--- start DATA ---

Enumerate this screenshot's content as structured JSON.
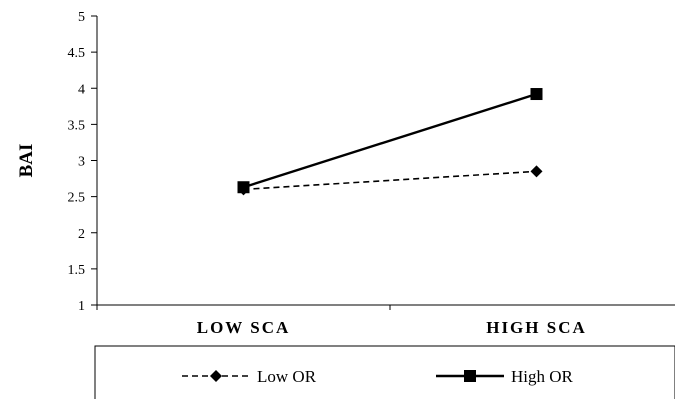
{
  "chart_data": {
    "type": "line",
    "title": "",
    "xlabel": "",
    "ylabel": "BAI",
    "categories": [
      "LOW SCA",
      "HIGH SCA"
    ],
    "ylim": [
      1,
      5
    ],
    "yticks": [
      "1",
      "1.5",
      "2",
      "2.5",
      "3",
      "3.5",
      "4",
      "4.5",
      "5"
    ],
    "grid": false,
    "legend_position": "bottom",
    "series": [
      {
        "name": "Low OR",
        "values": [
          2.6,
          2.85
        ],
        "line": "dashed",
        "marker": "diamond",
        "color": "#000000"
      },
      {
        "name": "High OR",
        "values": [
          2.63,
          3.92
        ],
        "line": "solid",
        "marker": "square",
        "color": "#000000"
      }
    ]
  }
}
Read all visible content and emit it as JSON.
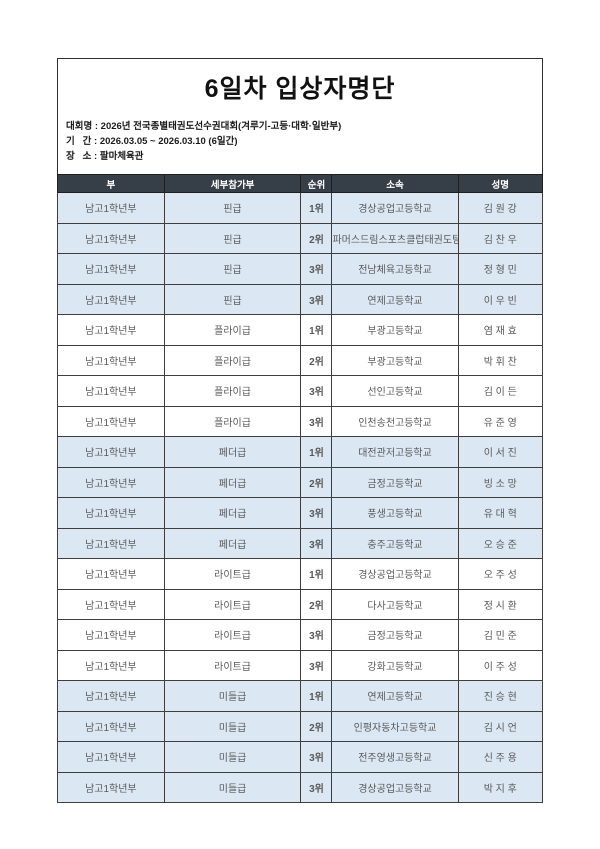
{
  "page": {
    "title": "6일차 입상자명단",
    "info_lines": [
      "대회명 : 2026년 전국종별태권도선수권대회(겨루기-고등·대학·일반부)",
      "기   간 : 2026.03.05 ~ 2026.03.10 (6일간)",
      "장   소 : 팔마체육관"
    ]
  },
  "colors": {
    "header_bg": "#363e47",
    "band_blue": "#dbe8f4",
    "body_text": "#595959",
    "border": "#3e3e3e"
  },
  "table": {
    "headers": [
      "부",
      "세부참가부",
      "순위",
      "소속",
      "성명"
    ],
    "rows": [
      [
        "남고1학년부",
        "핀급",
        "1위",
        "경상공업고등학교",
        "김 원 강"
      ],
      [
        "남고1학년부",
        "핀급",
        "2위",
        "파머스드림스포츠클럽태권도팀",
        "김 찬 우"
      ],
      [
        "남고1학년부",
        "핀급",
        "3위",
        "전남체육고등학교",
        "정 형 민"
      ],
      [
        "남고1학년부",
        "핀급",
        "3위",
        "연제고등학교",
        "이 우 빈"
      ],
      [
        "남고1학년부",
        "플라이급",
        "1위",
        "부광고등학교",
        "염 재 효"
      ],
      [
        "남고1학년부",
        "플라이급",
        "2위",
        "부광고등학교",
        "박 휘 찬"
      ],
      [
        "남고1학년부",
        "플라이급",
        "3위",
        "선인고등학교",
        "김 이 든"
      ],
      [
        "남고1학년부",
        "플라이급",
        "3위",
        "인천송천고등학교",
        "유 준 영"
      ],
      [
        "남고1학년부",
        "페더급",
        "1위",
        "대전관저고등학교",
        "이 서 진"
      ],
      [
        "남고1학년부",
        "페더급",
        "2위",
        "금정고등학교",
        "빙 소 망"
      ],
      [
        "남고1학년부",
        "페더급",
        "3위",
        "풍생고등학교",
        "유 대 혁"
      ],
      [
        "남고1학년부",
        "페더급",
        "3위",
        "충주고등학교",
        "오 승 준"
      ],
      [
        "남고1학년부",
        "라이트급",
        "1위",
        "경상공업고등학교",
        "오 주 성"
      ],
      [
        "남고1학년부",
        "라이트급",
        "2위",
        "다사고등학교",
        "정 시 환"
      ],
      [
        "남고1학년부",
        "라이트급",
        "3위",
        "금정고등학교",
        "김 민 준"
      ],
      [
        "남고1학년부",
        "라이트급",
        "3위",
        "강화고등학교",
        "이 주 성"
      ],
      [
        "남고1학년부",
        "미들급",
        "1위",
        "연제고등학교",
        "진 승 현"
      ],
      [
        "남고1학년부",
        "미들급",
        "2위",
        "인평자동차고등학교",
        "김 시 언"
      ],
      [
        "남고1학년부",
        "미들급",
        "3위",
        "전주영생고등학교",
        "신 주 용"
      ],
      [
        "남고1학년부",
        "미들급",
        "3위",
        "경상공업고등학교",
        "박 지 후"
      ]
    ]
  }
}
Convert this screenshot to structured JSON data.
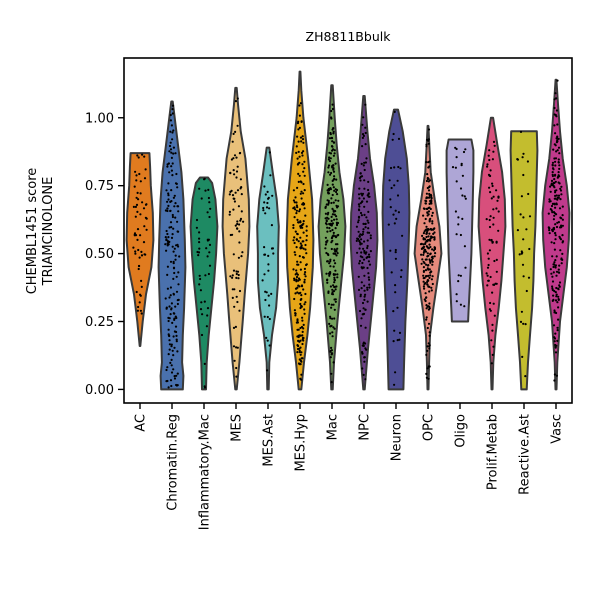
{
  "chart_data": {
    "type": "violin",
    "title": "ZH8811Bbulk",
    "ylabel": [
      "CHEMBL1451 score",
      "TRIAMCINOLONE"
    ],
    "xlabel": "",
    "ylim": [
      -0.05,
      1.22
    ],
    "yticks": [
      0.0,
      0.25,
      0.5,
      0.75,
      1.0
    ],
    "ytick_labels": [
      "0.00",
      "0.25",
      "0.50",
      "0.75",
      "1.00"
    ],
    "grid": false,
    "points_shown": true,
    "categories": [
      "AC",
      "Chromatin.Reg",
      "Inflammatory.Mac",
      "MES",
      "MES.Ast",
      "MES.Hyp",
      "Mac",
      "NPC",
      "Neuron",
      "OPC",
      "Oligo",
      "Prolif.Metab",
      "Reactive.Ast",
      "Vasc"
    ],
    "series": [
      {
        "category": "AC",
        "color": "#e07b1f",
        "min": 0.16,
        "max": 0.87,
        "n": 60,
        "density": [
          [
            0.16,
            0.02
          ],
          [
            0.25,
            0.2
          ],
          [
            0.35,
            0.45
          ],
          [
            0.45,
            0.85
          ],
          [
            0.55,
            1.0
          ],
          [
            0.65,
            0.95
          ],
          [
            0.75,
            0.8
          ],
          [
            0.82,
            0.75
          ],
          [
            0.87,
            0.7
          ]
        ]
      },
      {
        "category": "Chromatin.Reg",
        "color": "#4a71ad",
        "min": 0.0,
        "max": 1.06,
        "n": 170,
        "density": [
          [
            0.0,
            0.8
          ],
          [
            0.05,
            0.85
          ],
          [
            0.1,
            0.75
          ],
          [
            0.2,
            0.8
          ],
          [
            0.3,
            0.9
          ],
          [
            0.45,
            1.0
          ],
          [
            0.55,
            0.95
          ],
          [
            0.7,
            0.85
          ],
          [
            0.8,
            0.7
          ],
          [
            0.9,
            0.45
          ],
          [
            1.0,
            0.2
          ],
          [
            1.06,
            0.05
          ]
        ]
      },
      {
        "category": "Inflammatory.Mac",
        "color": "#1e8a63",
        "min": 0.0,
        "max": 0.78,
        "n": 45,
        "density": [
          [
            0.0,
            0.15
          ],
          [
            0.1,
            0.2
          ],
          [
            0.2,
            0.35
          ],
          [
            0.3,
            0.55
          ],
          [
            0.4,
            0.75
          ],
          [
            0.5,
            0.9
          ],
          [
            0.6,
            1.0
          ],
          [
            0.7,
            0.85
          ],
          [
            0.76,
            0.6
          ],
          [
            0.78,
            0.3
          ]
        ]
      },
      {
        "category": "MES",
        "color": "#e9c07a",
        "min": 0.0,
        "max": 1.11,
        "n": 80,
        "density": [
          [
            0.0,
            0.05
          ],
          [
            0.1,
            0.25
          ],
          [
            0.25,
            0.5
          ],
          [
            0.35,
            0.65
          ],
          [
            0.5,
            0.9
          ],
          [
            0.6,
            1.0
          ],
          [
            0.7,
            0.95
          ],
          [
            0.85,
            0.7
          ],
          [
            0.95,
            0.35
          ],
          [
            1.05,
            0.15
          ],
          [
            1.11,
            0.05
          ]
        ]
      },
      {
        "category": "MES.Ast",
        "color": "#6bbfbf",
        "min": 0.0,
        "max": 0.89,
        "n": 40,
        "density": [
          [
            0.0,
            0.05
          ],
          [
            0.1,
            0.1
          ],
          [
            0.2,
            0.3
          ],
          [
            0.3,
            0.6
          ],
          [
            0.4,
            0.75
          ],
          [
            0.5,
            0.75
          ],
          [
            0.6,
            0.8
          ],
          [
            0.7,
            0.65
          ],
          [
            0.8,
            0.35
          ],
          [
            0.89,
            0.1
          ]
        ]
      },
      {
        "category": "MES.Hyp",
        "color": "#e6a617",
        "min": 0.0,
        "max": 1.17,
        "n": 220,
        "density": [
          [
            0.0,
            0.1
          ],
          [
            0.1,
            0.3
          ],
          [
            0.2,
            0.55
          ],
          [
            0.3,
            0.75
          ],
          [
            0.45,
            0.95
          ],
          [
            0.55,
            1.0
          ],
          [
            0.7,
            0.9
          ],
          [
            0.85,
            0.6
          ],
          [
            1.0,
            0.25
          ],
          [
            1.1,
            0.1
          ],
          [
            1.17,
            0.03
          ]
        ]
      },
      {
        "category": "Mac",
        "color": "#74a15d",
        "min": 0.0,
        "max": 1.12,
        "n": 230,
        "density": [
          [
            0.0,
            0.05
          ],
          [
            0.1,
            0.15
          ],
          [
            0.25,
            0.4
          ],
          [
            0.4,
            0.7
          ],
          [
            0.5,
            0.9
          ],
          [
            0.6,
            1.0
          ],
          [
            0.7,
            0.85
          ],
          [
            0.8,
            0.55
          ],
          [
            0.9,
            0.35
          ],
          [
            1.0,
            0.2
          ],
          [
            1.12,
            0.05
          ]
        ]
      },
      {
        "category": "NPC",
        "color": "#6b3f86",
        "min": 0.0,
        "max": 1.08,
        "n": 160,
        "density": [
          [
            0.0,
            0.05
          ],
          [
            0.15,
            0.3
          ],
          [
            0.3,
            0.6
          ],
          [
            0.45,
            0.9
          ],
          [
            0.55,
            1.0
          ],
          [
            0.65,
            0.95
          ],
          [
            0.75,
            0.75
          ],
          [
            0.85,
            0.45
          ],
          [
            0.95,
            0.25
          ],
          [
            1.08,
            0.05
          ]
        ]
      },
      {
        "category": "Neuron",
        "color": "#4e4e95",
        "min": 0.0,
        "max": 1.03,
        "n": 40,
        "density": [
          [
            0.0,
            0.55
          ],
          [
            0.1,
            0.6
          ],
          [
            0.25,
            0.7
          ],
          [
            0.4,
            0.85
          ],
          [
            0.55,
            0.95
          ],
          [
            0.65,
            1.0
          ],
          [
            0.75,
            0.95
          ],
          [
            0.85,
            0.8
          ],
          [
            0.95,
            0.5
          ],
          [
            1.03,
            0.15
          ]
        ]
      },
      {
        "category": "OPC",
        "color": "#e58a7c",
        "min": 0.0,
        "max": 0.97,
        "n": 230,
        "density": [
          [
            0.0,
            0.04
          ],
          [
            0.1,
            0.08
          ],
          [
            0.2,
            0.15
          ],
          [
            0.3,
            0.4
          ],
          [
            0.4,
            0.7
          ],
          [
            0.5,
            1.0
          ],
          [
            0.6,
            0.85
          ],
          [
            0.7,
            0.5
          ],
          [
            0.8,
            0.2
          ],
          [
            0.9,
            0.1
          ],
          [
            0.97,
            0.03
          ]
        ]
      },
      {
        "category": "Oligo",
        "color": "#aea6d6",
        "min": 0.25,
        "max": 0.92,
        "n": 30,
        "density": [
          [
            0.25,
            0.6
          ],
          [
            0.3,
            0.65
          ],
          [
            0.4,
            0.75
          ],
          [
            0.5,
            0.85
          ],
          [
            0.6,
            0.9
          ],
          [
            0.7,
            0.95
          ],
          [
            0.8,
            1.0
          ],
          [
            0.88,
            1.0
          ],
          [
            0.92,
            0.85
          ]
        ]
      },
      {
        "category": "Prolif.Metab",
        "color": "#d84f7c",
        "min": 0.0,
        "max": 1.0,
        "n": 70,
        "density": [
          [
            0.0,
            0.04
          ],
          [
            0.1,
            0.1
          ],
          [
            0.2,
            0.25
          ],
          [
            0.3,
            0.5
          ],
          [
            0.4,
            0.7
          ],
          [
            0.5,
            0.85
          ],
          [
            0.6,
            1.0
          ],
          [
            0.7,
            0.95
          ],
          [
            0.8,
            0.75
          ],
          [
            0.9,
            0.4
          ],
          [
            1.0,
            0.08
          ]
        ]
      },
      {
        "category": "Reactive.Ast",
        "color": "#c3bd2e",
        "min": 0.0,
        "max": 0.95,
        "n": 30,
        "density": [
          [
            0.0,
            0.2
          ],
          [
            0.1,
            0.3
          ],
          [
            0.2,
            0.45
          ],
          [
            0.3,
            0.6
          ],
          [
            0.4,
            0.7
          ],
          [
            0.5,
            0.75
          ],
          [
            0.6,
            0.85
          ],
          [
            0.7,
            0.9
          ],
          [
            0.8,
            0.95
          ],
          [
            0.88,
            1.0
          ],
          [
            0.95,
            0.95
          ]
        ]
      },
      {
        "category": "Vasc",
        "color": "#c03a8c",
        "min": 0.0,
        "max": 1.14,
        "n": 210,
        "density": [
          [
            0.0,
            0.04
          ],
          [
            0.1,
            0.1
          ],
          [
            0.25,
            0.3
          ],
          [
            0.35,
            0.55
          ],
          [
            0.45,
            0.8
          ],
          [
            0.55,
            0.95
          ],
          [
            0.65,
            1.0
          ],
          [
            0.75,
            0.8
          ],
          [
            0.85,
            0.5
          ],
          [
            0.95,
            0.3
          ],
          [
            1.05,
            0.15
          ],
          [
            1.14,
            0.03
          ]
        ]
      }
    ]
  }
}
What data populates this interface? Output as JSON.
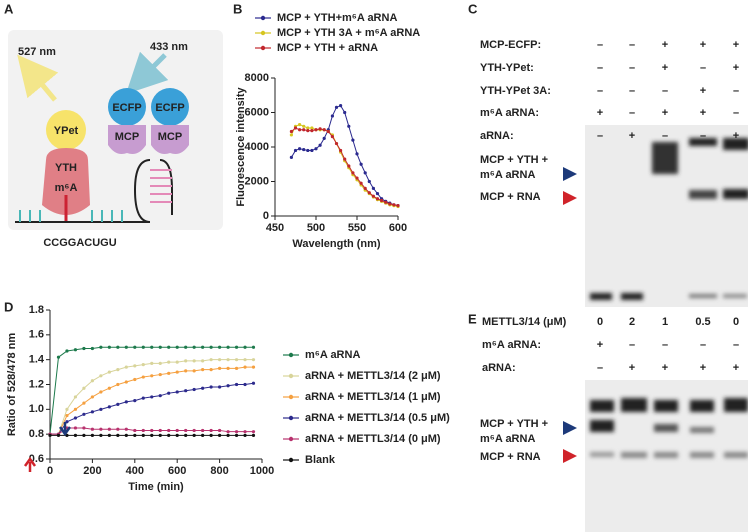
{
  "panel_labels": [
    "A",
    "B",
    "C",
    "D",
    "E"
  ],
  "panel_a": {
    "emission_left": "527 nm",
    "emission_right": "433 nm",
    "ypet": "YPet",
    "ecfp": [
      "ECFP",
      "ECFP"
    ],
    "mcp": [
      "MCP",
      "MCP"
    ],
    "yth": "YTH",
    "m6a": "m⁶A",
    "sequence": "CCGGACUGU"
  },
  "chart_data": [
    {
      "type": "line",
      "legend": "top",
      "xlabel": "Wavelength (nm)",
      "ylabel": "Fluorescence intensity",
      "x": [
        470,
        475,
        480,
        485,
        490,
        495,
        500,
        505,
        510,
        515,
        520,
        525,
        530,
        535,
        540,
        545,
        550,
        555,
        560,
        565,
        570,
        575,
        580,
        585,
        590,
        595,
        600
      ],
      "series": [
        {
          "name": "MCP + YTH+m⁶A aRNA",
          "color": "#2b2a8f",
          "values": [
            3400,
            3800,
            3900,
            3850,
            3800,
            3800,
            3900,
            4100,
            4500,
            5000,
            5800,
            6300,
            6400,
            6000,
            5200,
            4400,
            3600,
            3000,
            2500,
            2000,
            1600,
            1300,
            1000,
            850,
            750,
            650,
            600
          ]
        },
        {
          "name": "MCP + YTH 3A + m⁶A aRNA",
          "color": "#d6c51f",
          "values": [
            4700,
            5200,
            5300,
            5200,
            5100,
            5100,
            5000,
            5000,
            5000,
            4900,
            4700,
            4200,
            3700,
            3200,
            2800,
            2400,
            2100,
            1800,
            1500,
            1300,
            1100,
            950,
            850,
            750,
            650,
            600,
            550
          ]
        },
        {
          "name": "MCP + YTH + aRNA",
          "color": "#c1272d",
          "values": [
            4900,
            5100,
            5000,
            5000,
            4950,
            4950,
            5000,
            5050,
            5000,
            4900,
            4600,
            4200,
            3800,
            3300,
            2900,
            2500,
            2200,
            1900,
            1600,
            1350,
            1150,
            1000,
            900,
            800,
            700,
            650,
            600
          ]
        }
      ],
      "xlim": [
        450,
        600
      ],
      "xticks": [
        450,
        500,
        550,
        600
      ],
      "ylim": [
        0,
        8000
      ],
      "yticks": [
        0,
        2000,
        4000,
        6000,
        8000
      ]
    },
    {
      "type": "line",
      "legend": "right",
      "xlabel": "Time (min)",
      "ylabel": "Ratio of 528/478 nm",
      "x": [
        0,
        40,
        80,
        120,
        160,
        200,
        240,
        280,
        320,
        360,
        400,
        440,
        480,
        520,
        560,
        600,
        640,
        680,
        720,
        760,
        800,
        840,
        880,
        920,
        960
      ],
      "series": [
        {
          "name": "m⁶A aRNA",
          "color": "#1d7a4c",
          "values": [
            0.8,
            1.42,
            1.47,
            1.48,
            1.49,
            1.49,
            1.5,
            1.5,
            1.5,
            1.5,
            1.5,
            1.5,
            1.5,
            1.5,
            1.5,
            1.5,
            1.5,
            1.5,
            1.5,
            1.5,
            1.5,
            1.5,
            1.5,
            1.5,
            1.5
          ]
        },
        {
          "name": "aRNA + METTL3/14 (2 μM)",
          "color": "#d8d49a",
          "values": [
            0.8,
            0.8,
            1.0,
            1.1,
            1.17,
            1.23,
            1.27,
            1.3,
            1.32,
            1.34,
            1.35,
            1.36,
            1.37,
            1.37,
            1.38,
            1.38,
            1.39,
            1.39,
            1.39,
            1.4,
            1.4,
            1.4,
            1.4,
            1.4,
            1.4
          ]
        },
        {
          "name": "aRNA + METTL3/14 (1 μM)",
          "color": "#f5a040",
          "values": [
            0.8,
            0.8,
            0.95,
            1.0,
            1.05,
            1.1,
            1.14,
            1.17,
            1.2,
            1.22,
            1.24,
            1.26,
            1.27,
            1.28,
            1.29,
            1.3,
            1.31,
            1.31,
            1.32,
            1.32,
            1.33,
            1.33,
            1.33,
            1.34,
            1.34
          ]
        },
        {
          "name": "aRNA + METTL3/14 (0.5 μM)",
          "color": "#2c2a8c",
          "values": [
            0.8,
            0.8,
            0.9,
            0.93,
            0.96,
            0.98,
            1.0,
            1.02,
            1.04,
            1.06,
            1.07,
            1.09,
            1.1,
            1.11,
            1.13,
            1.14,
            1.15,
            1.16,
            1.17,
            1.18,
            1.18,
            1.19,
            1.2,
            1.2,
            1.21
          ]
        },
        {
          "name": "aRNA + METTL3/14 (0 μM)",
          "color": "#b8326e",
          "values": [
            0.8,
            0.8,
            0.85,
            0.85,
            0.85,
            0.84,
            0.84,
            0.84,
            0.84,
            0.84,
            0.83,
            0.83,
            0.83,
            0.83,
            0.83,
            0.83,
            0.83,
            0.83,
            0.83,
            0.83,
            0.83,
            0.82,
            0.82,
            0.82,
            0.82
          ]
        },
        {
          "name": "Blank",
          "color": "#111111",
          "values": [
            0.79,
            0.79,
            0.79,
            0.79,
            0.79,
            0.79,
            0.79,
            0.79,
            0.79,
            0.79,
            0.79,
            0.79,
            0.79,
            0.79,
            0.79,
            0.79,
            0.79,
            0.79,
            0.79,
            0.79,
            0.79,
            0.79,
            0.79,
            0.79,
            0.79
          ]
        }
      ],
      "xlim": [
        0,
        1000
      ],
      "xticks": [
        0,
        200,
        400,
        600,
        800,
        1000
      ],
      "ylim": [
        0.6,
        1.8
      ],
      "yticks": [
        0.6,
        0.8,
        {
          "value": 1,
          "label": "1.0"
        },
        1.2,
        1.4,
        1.6,
        1.8
      ]
    }
  ],
  "panel_c": {
    "rows": [
      {
        "label": "MCP-ECFP:",
        "cells": [
          "–",
          "–",
          "+",
          "+",
          "+"
        ]
      },
      {
        "label": "YTH-YPet:",
        "cells": [
          "–",
          "–",
          "+",
          "–",
          "+"
        ]
      },
      {
        "label": "YTH-YPet 3A:",
        "cells": [
          "–",
          "–",
          "–",
          "+",
          "–"
        ]
      },
      {
        "label": "m⁶A aRNA:",
        "cells": [
          "+",
          "–",
          "+",
          "+",
          "–"
        ]
      },
      {
        "label": "aRNA:",
        "cells": [
          "–",
          "+",
          "–",
          "–",
          "+"
        ]
      }
    ],
    "band_labels": {
      "upper": [
        "MCP + YTH +",
        "m⁶A aRNA"
      ],
      "lower": "MCP + RNA"
    }
  },
  "panel_e": {
    "header": {
      "label": "METTL3/14 (μM)",
      "cells": [
        "0",
        "2",
        "1",
        "0.5",
        "0"
      ]
    },
    "rows": [
      {
        "label": "m⁶A aRNA:",
        "cells": [
          "+",
          "–",
          "–",
          "–",
          "–"
        ]
      },
      {
        "label": "aRNA:",
        "cells": [
          "–",
          "+",
          "+",
          "+",
          "+"
        ]
      }
    ],
    "band_labels": {
      "upper": [
        "MCP + YTH +",
        "m⁶A aRNA"
      ],
      "lower": "MCP + RNA"
    }
  }
}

--- end DATA ---

**REQUIRED WORK:** Check every line of the data above for the string "title", and copy those that have it.

**TASK RESULT:**
    "title": "",
    "title": "6일차 입상자명단",
    "title": "ZH8811Bbulk",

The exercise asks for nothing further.